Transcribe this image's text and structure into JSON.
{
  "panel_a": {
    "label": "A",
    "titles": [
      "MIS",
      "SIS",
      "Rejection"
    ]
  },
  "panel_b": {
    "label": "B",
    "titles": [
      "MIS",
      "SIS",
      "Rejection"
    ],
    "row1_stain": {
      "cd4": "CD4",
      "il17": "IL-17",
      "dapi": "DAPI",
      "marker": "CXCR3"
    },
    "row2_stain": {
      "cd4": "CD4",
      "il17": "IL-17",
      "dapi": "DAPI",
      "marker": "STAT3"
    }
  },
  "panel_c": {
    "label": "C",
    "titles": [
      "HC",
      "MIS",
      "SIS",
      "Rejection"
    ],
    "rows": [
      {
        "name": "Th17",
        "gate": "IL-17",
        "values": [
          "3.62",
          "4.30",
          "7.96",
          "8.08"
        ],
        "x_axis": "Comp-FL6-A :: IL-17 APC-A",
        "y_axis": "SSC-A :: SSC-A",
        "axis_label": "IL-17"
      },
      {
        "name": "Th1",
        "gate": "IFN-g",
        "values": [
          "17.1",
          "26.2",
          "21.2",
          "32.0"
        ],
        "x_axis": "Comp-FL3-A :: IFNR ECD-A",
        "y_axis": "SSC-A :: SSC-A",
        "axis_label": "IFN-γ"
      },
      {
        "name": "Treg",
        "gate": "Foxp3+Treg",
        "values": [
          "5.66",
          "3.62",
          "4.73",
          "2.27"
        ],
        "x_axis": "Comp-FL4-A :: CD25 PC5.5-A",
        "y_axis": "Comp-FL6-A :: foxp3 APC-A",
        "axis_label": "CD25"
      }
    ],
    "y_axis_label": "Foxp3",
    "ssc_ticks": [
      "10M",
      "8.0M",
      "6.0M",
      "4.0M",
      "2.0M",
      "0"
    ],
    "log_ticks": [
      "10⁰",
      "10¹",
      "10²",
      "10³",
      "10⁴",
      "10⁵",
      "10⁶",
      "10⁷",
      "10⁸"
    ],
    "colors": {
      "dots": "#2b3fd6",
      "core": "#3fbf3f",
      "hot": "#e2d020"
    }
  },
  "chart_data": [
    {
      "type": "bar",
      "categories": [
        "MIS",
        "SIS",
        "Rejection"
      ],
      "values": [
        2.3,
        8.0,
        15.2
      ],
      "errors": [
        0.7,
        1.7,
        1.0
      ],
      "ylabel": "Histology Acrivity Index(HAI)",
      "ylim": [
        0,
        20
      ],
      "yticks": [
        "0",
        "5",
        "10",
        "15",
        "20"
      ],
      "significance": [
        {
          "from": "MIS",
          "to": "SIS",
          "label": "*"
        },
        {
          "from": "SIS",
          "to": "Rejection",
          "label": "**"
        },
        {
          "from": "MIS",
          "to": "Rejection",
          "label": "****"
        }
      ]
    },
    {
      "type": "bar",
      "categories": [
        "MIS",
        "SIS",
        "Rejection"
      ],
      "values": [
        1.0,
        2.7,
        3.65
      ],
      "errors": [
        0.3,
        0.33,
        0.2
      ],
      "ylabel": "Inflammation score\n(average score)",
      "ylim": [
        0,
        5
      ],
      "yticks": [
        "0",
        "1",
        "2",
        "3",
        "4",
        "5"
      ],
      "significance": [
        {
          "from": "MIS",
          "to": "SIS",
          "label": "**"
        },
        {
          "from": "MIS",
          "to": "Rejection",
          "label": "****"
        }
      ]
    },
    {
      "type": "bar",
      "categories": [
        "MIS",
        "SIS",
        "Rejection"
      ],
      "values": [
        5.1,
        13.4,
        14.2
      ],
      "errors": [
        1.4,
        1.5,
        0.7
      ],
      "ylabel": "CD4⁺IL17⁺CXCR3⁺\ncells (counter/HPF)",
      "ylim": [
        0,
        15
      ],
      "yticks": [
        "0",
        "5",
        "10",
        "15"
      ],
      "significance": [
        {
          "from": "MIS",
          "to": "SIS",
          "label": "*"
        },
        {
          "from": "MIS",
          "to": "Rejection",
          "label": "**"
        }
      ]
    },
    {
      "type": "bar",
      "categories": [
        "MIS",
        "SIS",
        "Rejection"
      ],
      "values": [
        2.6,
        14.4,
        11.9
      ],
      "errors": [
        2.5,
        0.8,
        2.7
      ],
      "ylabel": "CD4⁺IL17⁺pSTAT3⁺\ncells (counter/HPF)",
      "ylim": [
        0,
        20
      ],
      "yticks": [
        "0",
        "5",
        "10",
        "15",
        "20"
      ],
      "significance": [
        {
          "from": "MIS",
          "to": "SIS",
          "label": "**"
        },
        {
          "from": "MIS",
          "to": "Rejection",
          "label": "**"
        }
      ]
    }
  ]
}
++++++
» **Task description**: Reproduce each record shown above without altering a single word.

» **Answer to the task**:
Transcribe this image's text and structure into JSON.
{
  "panel_a": {
    "label": "A",
    "titles": [
      "MIS",
      "SIS",
      "Rejection"
    ]
  },
  "panel_b": {
    "label": "B",
    "titles": [
      "MIS",
      "SIS",
      "Rejection"
    ],
    "row1_stain": {
      "cd4": "CD4",
      "il17": "IL-17",
      "dapi": "DAPI",
      "marker": "CXCR3"
    },
    "row2_stain": {
      "cd4": "CD4",
      "il17": "IL-17",
      "dapi": "DAPI",
      "marker": "STAT3"
    }
  },
  "panel_c": {
    "label": "C",
    "titles": [
      "HC",
      "MIS",
      "SIS",
      "Rejection"
    ],
    "rows": [
      {
        "name": "Th17",
        "gate": "IL-17",
        "values": [
          "3.62",
          "4.30",
          "7.96",
          "8.08"
        ],
        "x_axis": "Comp-FL6-A :: IL-17 APC-A",
        "y_axis": "SSC-A :: SSC-A",
        "axis_label": "IL-17"
      },
      {
        "name": "Th1",
        "gate": "IFN-g",
        "values": [
          "17.1",
          "26.2",
          "21.2",
          "32.0"
        ],
        "x_axis": "Comp-FL3-A :: IFNR ECD-A",
        "y_axis": "SSC-A :: SSC-A",
        "axis_label": "IFN-γ"
      },
      {
        "name": "Treg",
        "gate": "Foxp3+Treg",
        "values": [
          "5.66",
          "3.62",
          "4.73",
          "2.27"
        ],
        "x_axis": "Comp-FL4-A :: CD25 PC5.5-A",
        "y_axis": "Comp-FL6-A :: foxp3 APC-A",
        "axis_label": "CD25"
      }
    ],
    "y_axis_label": "Foxp3",
    "ssc_ticks": [
      "10M",
      "8.0M",
      "6.0M",
      "4.0M",
      "2.0M",
      "0"
    ],
    "log_ticks": [
      "10⁰",
      "10¹",
      "10²",
      "10³",
      "10⁴",
      "10⁵",
      "10⁶",
      "10⁷",
      "10⁸"
    ],
    "colors": {
      "dots": "#2b3fd6",
      "core": "#3fbf3f",
      "hot": "#e2d020"
    }
  },
  "chart_data": [
    {
      "type": "bar",
      "categories": [
        "MIS",
        "SIS",
        "Rejection"
      ],
      "values": [
        2.3,
        8.0,
        15.2
      ],
      "errors": [
        0.7,
        1.7,
        1.0
      ],
      "ylabel": "Histology Acrivity Index(HAI)",
      "ylim": [
        0,
        20
      ],
      "yticks": [
        "0",
        "5",
        "10",
        "15",
        "20"
      ],
      "significance": [
        {
          "from": "MIS",
          "to": "SIS",
          "label": "*"
        },
        {
          "from": "SIS",
          "to": "Rejection",
          "label": "**"
        },
        {
          "from": "MIS",
          "to": "Rejection",
          "label": "****"
        }
      ]
    },
    {
      "type": "bar",
      "categories": [
        "MIS",
        "SIS",
        "Rejection"
      ],
      "values": [
        1.0,
        2.7,
        3.65
      ],
      "errors": [
        0.3,
        0.33,
        0.2
      ],
      "ylabel": "Inflammation score\n(average score)",
      "ylim": [
        0,
        5
      ],
      "yticks": [
        "0",
        "1",
        "2",
        "3",
        "4",
        "5"
      ],
      "significance": [
        {
          "from": "MIS",
          "to": "SIS",
          "label": "**"
        },
        {
          "from": "MIS",
          "to": "Rejection",
          "label": "****"
        }
      ]
    },
    {
      "type": "bar",
      "categories": [
        "MIS",
        "SIS",
        "Rejection"
      ],
      "values": [
        5.1,
        13.4,
        14.2
      ],
      "errors": [
        1.4,
        1.5,
        0.7
      ],
      "ylabel": "CD4⁺IL17⁺CXCR3⁺\ncells (counter/HPF)",
      "ylim": [
        0,
        15
      ],
      "yticks": [
        "0",
        "5",
        "10",
        "15"
      ],
      "significance": [
        {
          "from": "MIS",
          "to": "SIS",
          "label": "*"
        },
        {
          "from": "MIS",
          "to": "Rejection",
          "label": "**"
        }
      ]
    },
    {
      "type": "bar",
      "categories": [
        "MIS",
        "SIS",
        "Rejection"
      ],
      "values": [
        2.6,
        14.4,
        11.9
      ],
      "errors": [
        2.5,
        0.8,
        2.7
      ],
      "ylabel": "CD4⁺IL17⁺pSTAT3⁺\ncells (counter/HPF)",
      "ylim": [
        0,
        20
      ],
      "yticks": [
        "0",
        "5",
        "10",
        "15",
        "20"
      ],
      "significance": [
        {
          "from": "MIS",
          "to": "SIS",
          "label": "**"
        },
        {
          "from": "MIS",
          "to": "Rejection",
          "label": "**"
        }
      ]
    }
  ]
}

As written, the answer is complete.